── INPUT MATERIAL
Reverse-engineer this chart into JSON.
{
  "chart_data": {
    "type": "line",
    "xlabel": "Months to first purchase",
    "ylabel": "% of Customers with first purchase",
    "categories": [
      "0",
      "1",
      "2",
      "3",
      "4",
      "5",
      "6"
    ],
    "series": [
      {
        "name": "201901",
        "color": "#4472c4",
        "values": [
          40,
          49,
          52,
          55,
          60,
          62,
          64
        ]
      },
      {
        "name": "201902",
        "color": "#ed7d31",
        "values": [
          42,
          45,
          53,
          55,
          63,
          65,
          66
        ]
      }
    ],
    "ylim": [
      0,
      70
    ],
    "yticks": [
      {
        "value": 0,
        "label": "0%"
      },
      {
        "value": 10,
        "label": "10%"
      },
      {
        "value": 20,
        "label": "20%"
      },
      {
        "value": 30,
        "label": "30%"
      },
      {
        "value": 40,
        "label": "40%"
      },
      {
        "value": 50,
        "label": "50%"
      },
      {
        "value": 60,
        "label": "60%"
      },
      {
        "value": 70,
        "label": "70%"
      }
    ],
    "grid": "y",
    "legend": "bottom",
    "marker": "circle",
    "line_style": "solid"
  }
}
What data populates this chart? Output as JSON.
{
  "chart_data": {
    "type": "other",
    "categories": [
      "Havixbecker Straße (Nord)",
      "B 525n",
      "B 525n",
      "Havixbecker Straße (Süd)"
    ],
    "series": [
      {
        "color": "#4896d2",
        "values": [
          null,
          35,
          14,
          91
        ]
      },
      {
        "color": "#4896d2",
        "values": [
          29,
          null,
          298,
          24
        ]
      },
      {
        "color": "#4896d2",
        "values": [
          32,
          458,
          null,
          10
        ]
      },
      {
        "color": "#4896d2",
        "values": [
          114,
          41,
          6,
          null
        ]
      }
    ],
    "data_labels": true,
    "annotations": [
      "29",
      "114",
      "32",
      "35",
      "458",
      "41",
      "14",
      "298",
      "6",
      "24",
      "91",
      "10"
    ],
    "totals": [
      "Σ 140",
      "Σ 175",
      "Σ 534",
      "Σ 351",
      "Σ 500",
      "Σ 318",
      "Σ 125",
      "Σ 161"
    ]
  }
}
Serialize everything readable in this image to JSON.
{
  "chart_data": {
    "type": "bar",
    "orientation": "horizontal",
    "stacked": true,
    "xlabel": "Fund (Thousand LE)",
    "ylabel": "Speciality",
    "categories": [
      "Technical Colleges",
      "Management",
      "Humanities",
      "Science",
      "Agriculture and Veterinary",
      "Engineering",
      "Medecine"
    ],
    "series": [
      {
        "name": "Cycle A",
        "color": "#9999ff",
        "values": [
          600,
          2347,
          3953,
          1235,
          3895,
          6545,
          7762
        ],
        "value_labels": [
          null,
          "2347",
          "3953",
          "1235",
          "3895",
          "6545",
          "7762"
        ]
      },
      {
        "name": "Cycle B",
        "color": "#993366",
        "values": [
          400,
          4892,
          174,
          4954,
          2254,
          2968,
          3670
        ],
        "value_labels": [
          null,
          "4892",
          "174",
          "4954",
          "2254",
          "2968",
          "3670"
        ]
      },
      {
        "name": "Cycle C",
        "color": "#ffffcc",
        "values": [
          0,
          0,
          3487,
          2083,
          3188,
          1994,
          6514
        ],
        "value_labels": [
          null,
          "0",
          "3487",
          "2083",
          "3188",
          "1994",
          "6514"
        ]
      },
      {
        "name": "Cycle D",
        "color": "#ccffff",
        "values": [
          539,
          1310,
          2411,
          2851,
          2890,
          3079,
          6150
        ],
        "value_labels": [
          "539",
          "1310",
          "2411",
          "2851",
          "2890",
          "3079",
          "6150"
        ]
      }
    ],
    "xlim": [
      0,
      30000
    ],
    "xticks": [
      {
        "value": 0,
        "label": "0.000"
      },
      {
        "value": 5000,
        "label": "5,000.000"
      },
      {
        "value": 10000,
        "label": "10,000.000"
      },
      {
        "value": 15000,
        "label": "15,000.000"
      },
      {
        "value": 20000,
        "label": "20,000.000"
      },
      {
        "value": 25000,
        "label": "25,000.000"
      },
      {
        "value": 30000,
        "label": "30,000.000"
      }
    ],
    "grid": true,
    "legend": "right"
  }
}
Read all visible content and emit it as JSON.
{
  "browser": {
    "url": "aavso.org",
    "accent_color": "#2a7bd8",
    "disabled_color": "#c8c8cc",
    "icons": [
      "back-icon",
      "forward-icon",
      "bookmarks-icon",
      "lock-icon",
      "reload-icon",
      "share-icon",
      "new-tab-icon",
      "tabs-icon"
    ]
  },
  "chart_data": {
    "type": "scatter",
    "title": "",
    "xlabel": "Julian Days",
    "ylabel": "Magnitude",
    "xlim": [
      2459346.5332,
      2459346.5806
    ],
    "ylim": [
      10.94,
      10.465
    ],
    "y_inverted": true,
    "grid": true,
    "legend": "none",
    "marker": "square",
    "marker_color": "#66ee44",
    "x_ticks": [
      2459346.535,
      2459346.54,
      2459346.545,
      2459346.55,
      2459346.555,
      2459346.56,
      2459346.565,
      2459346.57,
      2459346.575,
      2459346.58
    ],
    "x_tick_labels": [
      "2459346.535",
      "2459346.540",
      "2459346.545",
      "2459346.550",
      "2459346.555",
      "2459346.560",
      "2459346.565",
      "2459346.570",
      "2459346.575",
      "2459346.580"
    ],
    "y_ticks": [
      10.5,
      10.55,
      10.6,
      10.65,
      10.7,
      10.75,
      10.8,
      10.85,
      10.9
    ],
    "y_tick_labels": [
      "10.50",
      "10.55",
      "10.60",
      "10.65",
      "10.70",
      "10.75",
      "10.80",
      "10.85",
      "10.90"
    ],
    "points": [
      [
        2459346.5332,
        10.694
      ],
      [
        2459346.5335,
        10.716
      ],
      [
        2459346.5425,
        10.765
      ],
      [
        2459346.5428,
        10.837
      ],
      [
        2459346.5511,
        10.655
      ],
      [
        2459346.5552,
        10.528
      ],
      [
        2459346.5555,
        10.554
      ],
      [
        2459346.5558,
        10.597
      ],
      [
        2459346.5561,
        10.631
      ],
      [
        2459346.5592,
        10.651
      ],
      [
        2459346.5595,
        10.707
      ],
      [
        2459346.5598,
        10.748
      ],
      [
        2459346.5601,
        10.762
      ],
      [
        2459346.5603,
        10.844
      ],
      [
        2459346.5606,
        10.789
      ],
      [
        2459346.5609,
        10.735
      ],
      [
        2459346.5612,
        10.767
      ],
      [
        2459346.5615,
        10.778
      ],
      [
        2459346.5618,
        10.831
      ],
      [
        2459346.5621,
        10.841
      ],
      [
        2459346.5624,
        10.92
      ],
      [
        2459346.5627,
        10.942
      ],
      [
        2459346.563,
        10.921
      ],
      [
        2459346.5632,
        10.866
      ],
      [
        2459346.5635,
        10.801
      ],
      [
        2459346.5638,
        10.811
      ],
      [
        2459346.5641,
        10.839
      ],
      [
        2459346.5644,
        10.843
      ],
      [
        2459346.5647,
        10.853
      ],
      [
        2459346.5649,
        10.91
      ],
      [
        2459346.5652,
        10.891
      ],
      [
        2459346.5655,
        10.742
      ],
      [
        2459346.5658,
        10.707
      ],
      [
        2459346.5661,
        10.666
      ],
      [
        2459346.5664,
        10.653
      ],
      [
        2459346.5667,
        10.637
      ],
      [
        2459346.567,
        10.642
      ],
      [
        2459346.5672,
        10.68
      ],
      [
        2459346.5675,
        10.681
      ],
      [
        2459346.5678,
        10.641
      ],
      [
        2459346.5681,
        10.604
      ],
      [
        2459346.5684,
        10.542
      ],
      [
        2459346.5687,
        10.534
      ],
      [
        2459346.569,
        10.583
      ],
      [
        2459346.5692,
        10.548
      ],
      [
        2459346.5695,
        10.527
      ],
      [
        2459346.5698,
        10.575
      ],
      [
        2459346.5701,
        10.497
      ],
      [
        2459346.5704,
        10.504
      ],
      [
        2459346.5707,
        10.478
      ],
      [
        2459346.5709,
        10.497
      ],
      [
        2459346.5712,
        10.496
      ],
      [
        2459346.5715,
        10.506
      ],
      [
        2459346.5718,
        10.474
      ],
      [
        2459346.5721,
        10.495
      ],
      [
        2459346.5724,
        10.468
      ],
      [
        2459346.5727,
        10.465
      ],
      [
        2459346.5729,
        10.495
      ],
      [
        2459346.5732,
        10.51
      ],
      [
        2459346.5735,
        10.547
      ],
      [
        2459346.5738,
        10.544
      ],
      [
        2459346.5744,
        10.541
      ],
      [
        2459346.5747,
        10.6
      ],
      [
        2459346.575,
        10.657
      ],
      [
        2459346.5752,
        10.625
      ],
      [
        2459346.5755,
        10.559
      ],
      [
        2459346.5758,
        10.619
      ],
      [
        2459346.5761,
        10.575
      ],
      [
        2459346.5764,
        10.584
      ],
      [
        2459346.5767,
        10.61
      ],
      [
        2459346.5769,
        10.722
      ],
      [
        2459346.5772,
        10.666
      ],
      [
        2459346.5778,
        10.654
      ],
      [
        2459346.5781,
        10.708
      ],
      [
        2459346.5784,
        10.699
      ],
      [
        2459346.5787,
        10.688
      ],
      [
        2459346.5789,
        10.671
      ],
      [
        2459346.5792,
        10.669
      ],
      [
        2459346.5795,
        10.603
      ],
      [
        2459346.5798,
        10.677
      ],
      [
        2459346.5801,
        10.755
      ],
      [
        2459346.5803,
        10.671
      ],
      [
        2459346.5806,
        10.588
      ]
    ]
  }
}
────
■ DIRECTIONS:
Report how many lines of the preceding records include "true". Output the number only.

■ WRITTEN SOLUTION:
5